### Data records
********
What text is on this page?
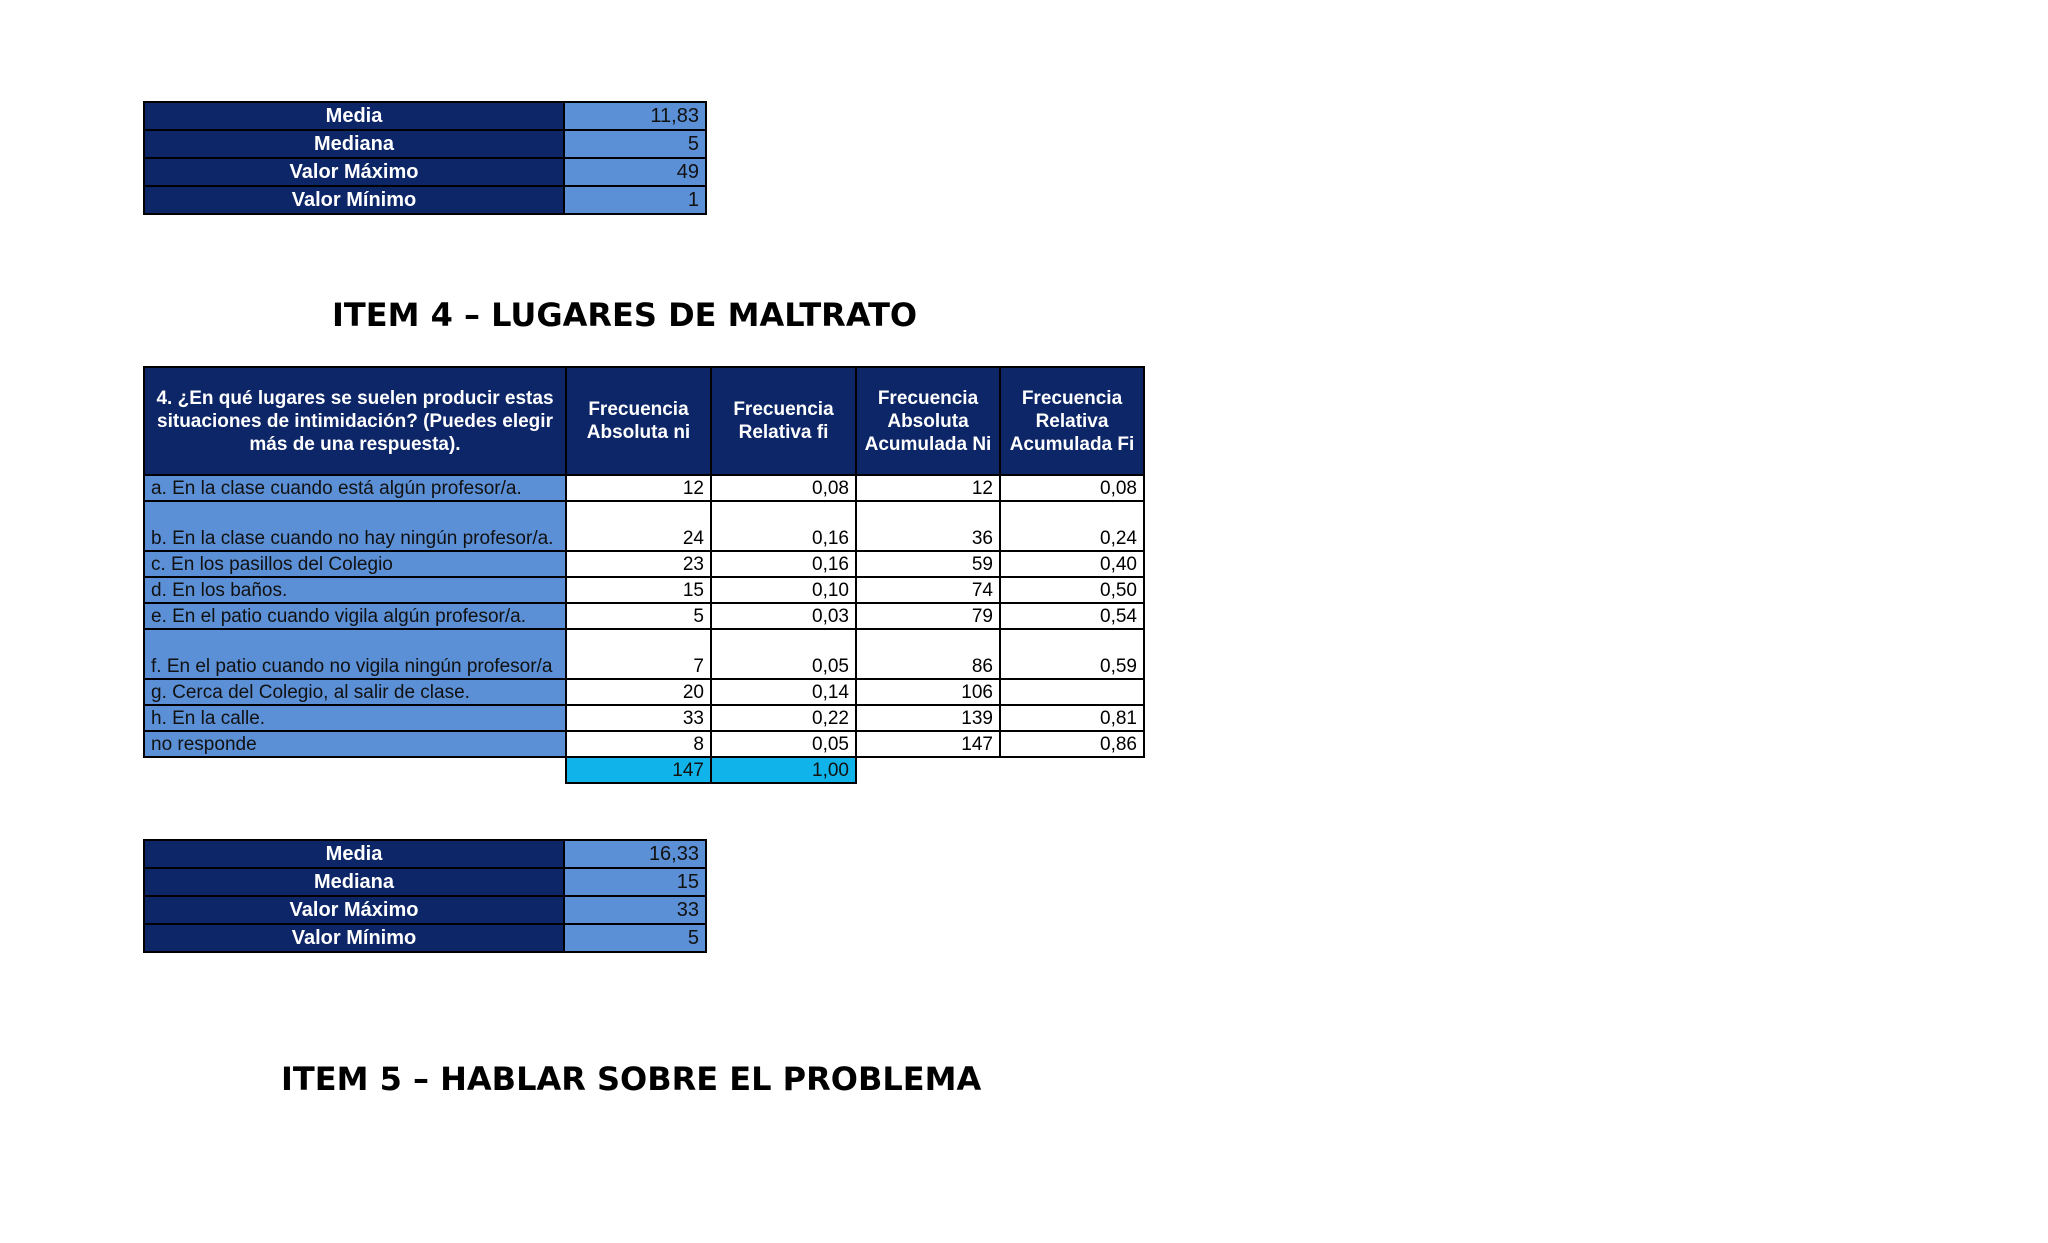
Media	11,83
Mediana	5
Valor Máximo	49
Valor Mínimo	1
ITEM 4 – LUGARES DE MALTRATO
4. ¿En qué lugares se suelen producir estas situaciones de intimidación? (Puedes elegir más de una respuesta).	Frecuencia Absoluta ni	Frecuencia Relativa fi	Frecuencia Absoluta Acumulada Ni	Frecuencia Relativa Acumulada Fi
a. En la clase cuando está algún profesor/a.	12	0,08	12	0,08
b. En la clase cuando no hay ningún profesor/a.	24	0,16	36	0,24
c. En los pasillos del Colegio	23	0,16	59	0,40
d. En los baños.	15	0,10	74	0,50
e. En el patio cuando vigila algún profesor/a.	5	0,03	79	0,54
f. En el patio cuando no vigila ningún profesor/a	7	0,05	86	0,59
g. Cerca del Colegio, al salir de clase.	20	0,14	106	
h. En la calle.	33	0,22	139	0,81
no responde	8	0,05	147	0,86
	147	1,00		
Media	16,33
Mediana	15
Valor Máximo	33
Valor Mínimo	5
ITEM 5 – HABLAR SOBRE EL PROBLEMA
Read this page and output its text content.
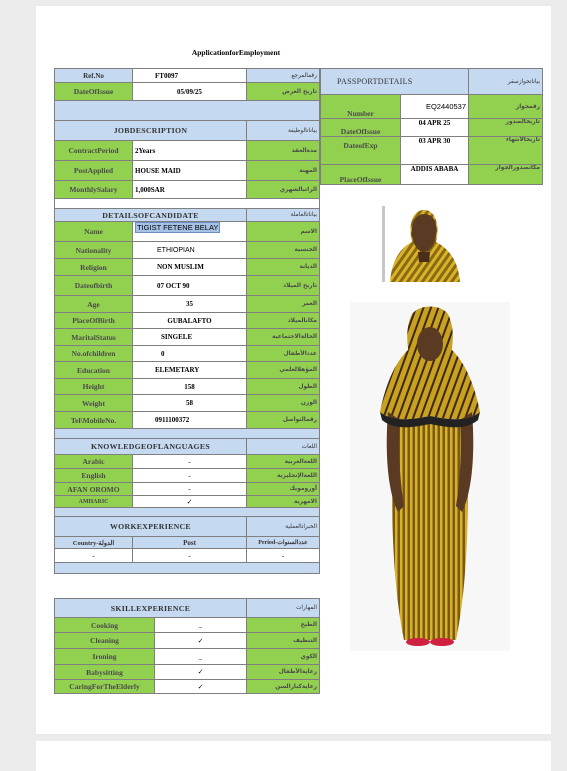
ApplicationforEmployment
Ref.No	FT0097	رقمالمرجع
DateOfIssue	05/09/25	تاريخ العرض

JOBDESCRIPTION		بياناتالوظيفة
ContractPeriod	2Years	مدةالعقد
PostApplied	HOUSE MAID	المهنة
MonthlySalary	1,000SAR	الراتبالشهري

DETAILSOFCANDIDATE		بياناتالعاملة
Name	TIGIST FETENE BELAY	الاسم
Nationality	ETHIOPIAN	الجنسية
Religion	NON MUSLIM	الديانة
Dateofbirth	07 OCT 90	تاريخ الميلاد
Age	35	العمر
PlaceOfBirth	GUBALAFTO	مكانالميلاد
MaritalStatus	SINGELE	الحالةالاجتماعية
No.ofchildren	0	عددالأطفال
Education	ELEMETARY	المؤهلالعلمي
Height	158	الطول
Weight	58	الوزن
Tel\MobileNo.	0911100372	رقمالتواصل

KNOWLEDGEOFLANGUAGES		اللغات
Arabic	-	اللغةالعربية
English	-	اللغةالإنجليزية
AFAN OROMO	-	أوروموبك
AMHARIC	✓	الامهرية

WORKEXPERIENCE		الخبراتالعملية
Country-الدولة	Post	Period-عددالسنوات
-	-	-

SKILLEXPERIENCE		المهارات
Cooking	_	الطبخ
Cleaning	✓	التنظيف
Ironing	_	الكوي
Babysitting	✓	رعايةالأطفال
CaringForTheElderly	✓	رعايةكبارالسن
PASSPORTDETAILS		بياناتجوازسفر
Number	EQ2440537	رقمجواز
DateOfIssue	04 APR 25	تاريخالصدور
DateofExp	03 APR 30	تاريخالانتهاء
PlaceOfIssue	ADDIS ABABA	مكانصدورالجواز
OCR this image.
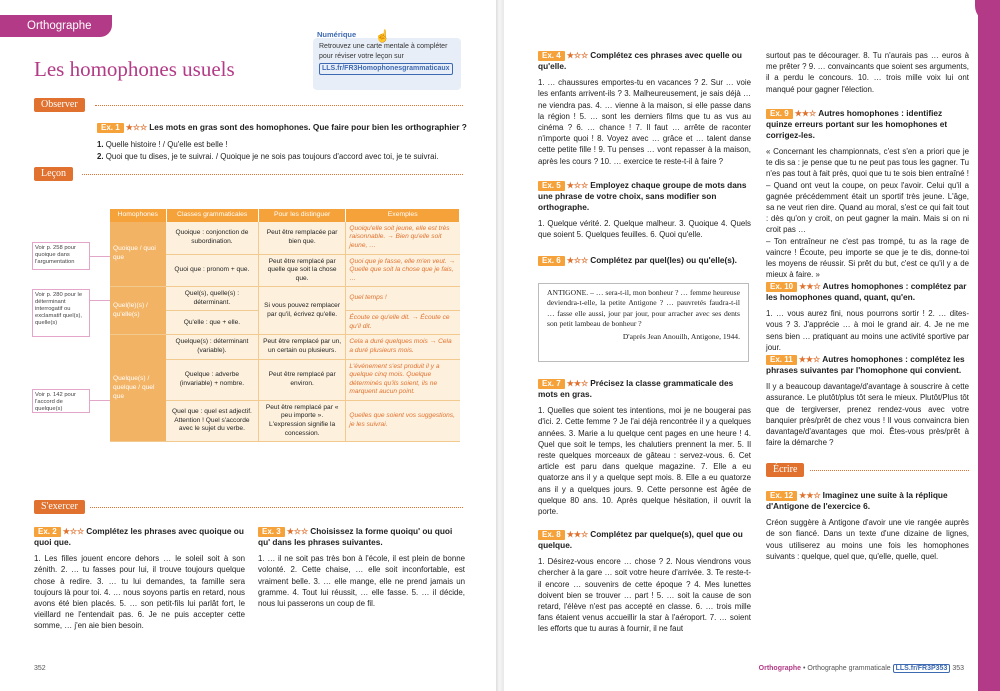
Orthographe
Les homophones usuels
Numérique ☝
Retrouvez une carte mentale à compléter pour réviser votre leçon sur
LLS.fr/FR3Homophonesgrammaticaux
Observer
Ex. 1 ★☆☆ Les mots en gras sont des homophones. Que faire pour bien les orthographier ?

1. Quelle histoire ! / Qu'elle est belle !

2. Quoi que tu dises, je te suivrai. / Quoique je ne sois pas toujours d'accord avec toi, je te suivrai.

Leçon
Voir p. 258 pour quoique dans l'argumentation
Voir p. 280 pour le déterminant interrogatif ou exclamatif quel(s), quelle(s)
Voir p. 142 pour l'accord de quelque(s)
Homophones	Classes grammaticales	Pour les distinguer	Exemples
Quoique / quoi que	Quoique : conjonction de subordination.	Peut être remplacée par bien que.	Quoiqu'elle soit jeune, elle est très raisonnable. → Bien qu'elle soit jeune, …
	Quoi que : pronom + que.	Peut être remplacé par quelle que soit la chose que.	Quoi que je fasse, elle m'en veut. → Quelle que soit la chose que je fais, …
Quel(le)(s) / qu'elle(s)	Quel(s), quelle(s) : déterminant.	Si vous pouvez remplacer par qu'il, écrivez qu'elle.	Quel temps !
	Qu'elle : que + elle.		Écoute ce qu'elle dit. → Écoute ce qu'il dit.
Quelque(s) / quelque / quel que	Quelque(s) : déterminant (variable).	Peut être remplacé par un, un certain ou plusieurs.	Cela a duré quelques mois → Cela a duré plusieurs mois.
	Quelque : adverbe (invariable) + nombre.	Peut être remplacé par environ.	L'événement s'est produit il y a quelque cinq mois. Quelque déterminés qu'ils soient, ils ne marquent aucun point.
	Quel que : quel est adjectif. Attention ! Quel s'accorde avec le sujet du verbe.	Peut être remplacé par « peu importe ». L'expression signifie la concession.	Quelles que soient vos suggestions, je les suivrai.
S'exercer
Ex. 2 ★☆☆ Complétez les phrases avec quoique ou quoi que.
1. Les filles jouent encore dehors … le soleil soit à son zénith. 2. … tu fasses pour lui, il trouve toujours quelque chose à redire. 3. … tu lui demandes, ta famille sera toujours là pour toi. 4. … nous soyons partis en retard, nous avons été bien placés. 5. … son petit-fils lui parlât fort, le vieillard ne l'entendait pas. 6. Je ne puis accepter cette somme, … j'en aie bien besoin.
Ex. 3 ★☆☆ Choisissez la forme quoiqu' ou quoi qu' dans les phrases suivantes.
1. … il ne soit pas très bon à l'école, il est plein de bonne volonté. 2. Cette chaise, … elle soit inconfortable, est vraiment belle. 3. … elle mange, elle ne prend jamais un gramme. 4. Tout lui réussit, … elle fasse. 5. … il décide, nous lui passerons un coup de fil.
352
Ex. 4 ★☆☆ Complétez ces phrases avec quelle ou qu'elle.
1. … chaussures emportes-tu en vacances ? 2. Sur … voie les enfants arrivent-ils ? 3. Malheureusement, je sais déjà … ne viendra pas. 4. … vienne à la maison, si elle passe dans la région ! 5. … sont les derniers films que tu as vus au cinéma ? 6. … chance ! 7. Il faut … arrête de raconter n'importe quoi ! 8. Voyez avec … grâce et … talent danse cette petite fille ! 9. Tu penses … vont repasser à la maison, après les cours ? 10. … exercice te reste-t-il à faire ?
Ex. 5 ★☆☆ Employez chaque groupe de mots dans une phrase de votre choix, sans modifier son orthographe.
1. Quelque vérité. 2. Quelque malheur. 3. Quoique 4. Quels que soient 5. Quelques feuilles. 6. Quoi qu'elle.
Ex. 6 ★☆☆ Complétez par quel(les) ou qu'elle(s).
ANTIGONE. – … sera-t-il, mon bonheur ? … femme heureuse deviendra-t-elle, la petite Antigone ? … pauvretés faudra-t-il … fasse elle aussi, jour par jour, pour arracher avec ses dents son petit lambeau de bonheur ?
D'après Jean Anouilh, Antigone, 1944.
Ex. 7 ★★☆ Précisez la classe grammaticale des mots en gras.
1. Quelles que soient tes intentions, moi je ne bougerai pas d'ici. 2. Cette femme ? Je l'ai déjà rencontrée il y a quelques années. 3. Marie a lu quelque cent pages en une heure ! 4. Quel que soit le temps, les chalutiers prennent la mer. 5. Il reste quelques morceaux de gâteau : servez-vous. 6. Cet article est paru dans quelque magazine. 7. Elle a eu quatorze ans il y a quelque sept mois. 8. Elle a eu quatorze ans il y a quelques jours. 9. Cette personne est âgée de quelque 80 ans. 10. Après quelque hésitation, il ouvrit la porte.
Ex. 8 ★★☆ Complétez par quelque(s), quel que ou quelque.
1. Désirez-vous encore … chose ? 2. Nous viendrons vous chercher à la gare … soit votre heure d'arrivée. 3. Te reste-t-il encore … souvenirs de cette époque ? 4. Mes lunettes doivent bien se trouver … part ! 5. … soit la cause de son retard, l'élève n'est pas accepté en classe. 6. … trois mille fans étaient venus accueillir la star à l'aéroport. 7. … soient les efforts que tu auras à fournir, il ne faut
surtout pas te décourager. 8. Tu n'aurais pas … euros à me prêter ? 9. … convaincants que soient ses arguments, il a perdu le concours. 10. … trois mille voix lui ont manqué pour gagner l'élection.
Ex. 9 ★★☆ Autres homophones : identifiez quinze erreurs portant sur les homophones et corrigez-les.
« Concernant les championnats, c'est s'en a priori que je te dis sa : je pense que tu ne peut pas tous les gagner. Tu n'es pas tout à fait près, quoi que tu te sois bien entraîné ! – Quand ont veut la coupe, on peux l'avoir. Celui qu'il a gagnée précédemment était un sportif très jeune. L'âge, sa ne veut rien dire. Quand au moral, s'est ce qui fait tout : dès qu'on y croit, on peut gagner la main. Mais si on ni croit pas …
– Ton entraîneur ne c'est pas trompé, tu as la rage de vaincre ! Écoute, peu importe se que je te dis, donne-toi les moyens de réussir. Si prêt du but, c'est ce qu'il y a de mieux à faire. »
Ex. 10 ★★☆ Autres homophones : complétez par les homophones quand, quant, qu'en.
1. … vous aurez fini, nous pourrons sortir ! 2. … dites-vous ? 3. J'apprécie … à moi le grand air. 4. Je ne me sens bien … pratiquant au moins une activité sportive par jour.
Ex. 11 ★★☆ Autres homophones : complétez les phrases suivantes par l'homophone qui convient.
Il y a beaucoup davantage/d'avantage à souscrire à cette assurance. Le plutôt/plus tôt sera le mieux. Plutôt/Plus tôt que de tergiverser, prenez rendez-vous avec votre banquier près/prêt de chez vous ! Il vous convaincra bien davantage/d'avantages que moi. Êtes-vous près/prêt à faire la démarche ?
Écrire
Ex. 12 ★★☆ Imaginez une suite à la réplique d'Antigone de l'exercice 6.
Créon suggère à Antigone d'avoir une vie rangée auprès de son fiancé. Dans un texte d'une dizaine de lignes, vous utiliserez au moins une fois les homophones suivants : quelque, quel que, qu'elle, quelle, quel.
Orthographe • Orthographe grammaticale LLS.fr/FR3P353 353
********
### Given request
Select every line of the material above holding the word "algún" and copy it.

### Problem solution
a. En la clase cuando está algún profesor/a.	12	0,08	12	0,08
e. En el patio cuando vigila algún profesor/a.	5	0,03	79	0,54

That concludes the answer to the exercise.